[ОТРЫВОК]
Много хороших картин на стенах, но большинство их, равно как и вся почти обстановка, скрыты под чехлами.

Стены лестницы увешаны образцами деревьев из парков и лесов Морозовых.

В данный момент, мне кажется, эти деревья срублены и «распылены» на щепки для затопки самоваров в далеких избах.

Становится жаль этих старинных великанов, этих «патриархов лесов», и я спешу дальше.

Очаровательно изящна «маленькая гостиная», только уж очень ревниво скрываемая обильными чехлами.

Зато как роскошна «мраморная гостиная». Посреди нее – бронзовая статуя, привезенная из-за границы; стоила 800 тысяч; то ли львица, то ли леопард – так поясняет товарищ с флюсом.

Вот «Наполеоновская гостиная». Эти чехлы на стенах начинают раздражать. Но их легко устранить, и вот я разглядываю старинные картины, на которых изображены дамы и кавалеры в напудренных париках, и кажется мне, что одна из этих дам пристально и удивленно на меня смотрит.

[ВАШИ ЗАДАНИЯ]
**1.** Ответьте по отрывку на следующие вопросы.
(a) Чем увешаны стены лестницы?
(b) Сколько стоила бронзовая статуя в «мраморной гостиной»?
(c) Кто изображен на старинных картинах в «Наполеоновской гостиной»?
**2.** Измените отрывок: приведите его часть, начиная со слов «Стены лестницы увешаны» и продолжая до слов «самоваров в далеких избах.», заменив «самоваров» на «печей».

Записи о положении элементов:
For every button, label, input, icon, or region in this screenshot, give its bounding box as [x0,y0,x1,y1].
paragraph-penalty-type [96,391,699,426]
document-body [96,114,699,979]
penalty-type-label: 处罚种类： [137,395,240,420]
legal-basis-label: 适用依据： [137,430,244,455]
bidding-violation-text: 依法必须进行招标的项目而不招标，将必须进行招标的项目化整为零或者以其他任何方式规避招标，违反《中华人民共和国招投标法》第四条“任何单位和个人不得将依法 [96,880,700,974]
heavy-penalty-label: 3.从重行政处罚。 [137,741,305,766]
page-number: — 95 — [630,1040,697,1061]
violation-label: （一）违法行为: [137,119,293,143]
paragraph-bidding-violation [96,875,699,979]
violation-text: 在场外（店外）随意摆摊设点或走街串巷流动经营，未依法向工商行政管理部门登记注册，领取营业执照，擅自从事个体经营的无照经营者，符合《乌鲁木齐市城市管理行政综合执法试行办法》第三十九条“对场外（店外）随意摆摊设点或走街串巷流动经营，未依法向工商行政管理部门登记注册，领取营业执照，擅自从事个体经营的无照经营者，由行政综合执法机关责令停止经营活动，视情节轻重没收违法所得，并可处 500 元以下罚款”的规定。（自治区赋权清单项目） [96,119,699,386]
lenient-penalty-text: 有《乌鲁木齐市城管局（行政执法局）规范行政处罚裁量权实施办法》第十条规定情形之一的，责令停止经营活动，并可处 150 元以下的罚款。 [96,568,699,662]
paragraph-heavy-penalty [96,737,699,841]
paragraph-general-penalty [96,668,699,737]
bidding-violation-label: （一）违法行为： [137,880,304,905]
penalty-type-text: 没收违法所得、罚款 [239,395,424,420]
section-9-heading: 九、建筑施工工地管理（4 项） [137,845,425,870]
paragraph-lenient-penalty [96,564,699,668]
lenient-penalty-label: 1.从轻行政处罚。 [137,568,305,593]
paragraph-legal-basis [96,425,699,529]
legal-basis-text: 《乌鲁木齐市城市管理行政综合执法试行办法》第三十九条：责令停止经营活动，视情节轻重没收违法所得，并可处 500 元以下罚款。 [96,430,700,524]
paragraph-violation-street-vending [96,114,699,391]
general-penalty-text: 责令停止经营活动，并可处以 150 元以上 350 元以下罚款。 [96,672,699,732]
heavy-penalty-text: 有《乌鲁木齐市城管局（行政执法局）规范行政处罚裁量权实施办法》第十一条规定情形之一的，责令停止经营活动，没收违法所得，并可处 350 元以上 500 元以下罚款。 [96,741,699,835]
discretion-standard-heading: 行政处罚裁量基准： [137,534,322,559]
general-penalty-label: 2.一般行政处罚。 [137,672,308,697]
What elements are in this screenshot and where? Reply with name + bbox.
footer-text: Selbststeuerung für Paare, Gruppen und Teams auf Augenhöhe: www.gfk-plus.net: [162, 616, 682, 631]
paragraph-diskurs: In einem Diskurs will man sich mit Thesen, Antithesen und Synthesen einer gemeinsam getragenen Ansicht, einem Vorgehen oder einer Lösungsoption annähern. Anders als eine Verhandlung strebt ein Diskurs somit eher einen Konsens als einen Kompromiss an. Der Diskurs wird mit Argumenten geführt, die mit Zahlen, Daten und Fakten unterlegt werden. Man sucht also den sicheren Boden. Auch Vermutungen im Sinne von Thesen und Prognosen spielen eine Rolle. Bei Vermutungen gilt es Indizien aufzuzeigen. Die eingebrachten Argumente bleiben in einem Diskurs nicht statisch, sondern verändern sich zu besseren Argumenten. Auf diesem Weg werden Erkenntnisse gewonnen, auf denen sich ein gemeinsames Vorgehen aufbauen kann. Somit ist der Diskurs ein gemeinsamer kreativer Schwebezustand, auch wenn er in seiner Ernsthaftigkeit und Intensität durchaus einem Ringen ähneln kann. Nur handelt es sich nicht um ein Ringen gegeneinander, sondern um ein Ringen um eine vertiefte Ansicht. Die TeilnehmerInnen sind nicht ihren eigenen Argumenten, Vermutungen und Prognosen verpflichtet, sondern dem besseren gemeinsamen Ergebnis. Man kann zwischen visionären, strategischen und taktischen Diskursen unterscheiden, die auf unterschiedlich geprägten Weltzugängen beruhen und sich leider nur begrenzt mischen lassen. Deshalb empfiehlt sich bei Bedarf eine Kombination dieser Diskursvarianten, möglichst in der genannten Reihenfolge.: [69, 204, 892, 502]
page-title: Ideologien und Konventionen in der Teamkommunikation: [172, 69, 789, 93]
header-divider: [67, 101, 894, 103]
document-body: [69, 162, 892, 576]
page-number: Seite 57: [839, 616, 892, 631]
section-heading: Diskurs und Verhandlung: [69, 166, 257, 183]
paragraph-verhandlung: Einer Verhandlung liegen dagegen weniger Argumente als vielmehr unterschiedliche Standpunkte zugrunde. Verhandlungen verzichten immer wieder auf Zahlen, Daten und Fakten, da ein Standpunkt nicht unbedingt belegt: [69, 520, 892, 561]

[РЕЗУЛЬТАТЫ]
**1.**
(a) Образцами деревьев из парков и лесов Морозовых.
(b) 800 тысяч.
(c) Дамы и кавалеры в напудренных париках.

**2.**
Стены лестницы увешаны образцами деревьев из парков и лесов Морозовых.

В данный момент, мне кажется, эти деревья срублены и «распылены» на щепки для затопки печей в далеких избах.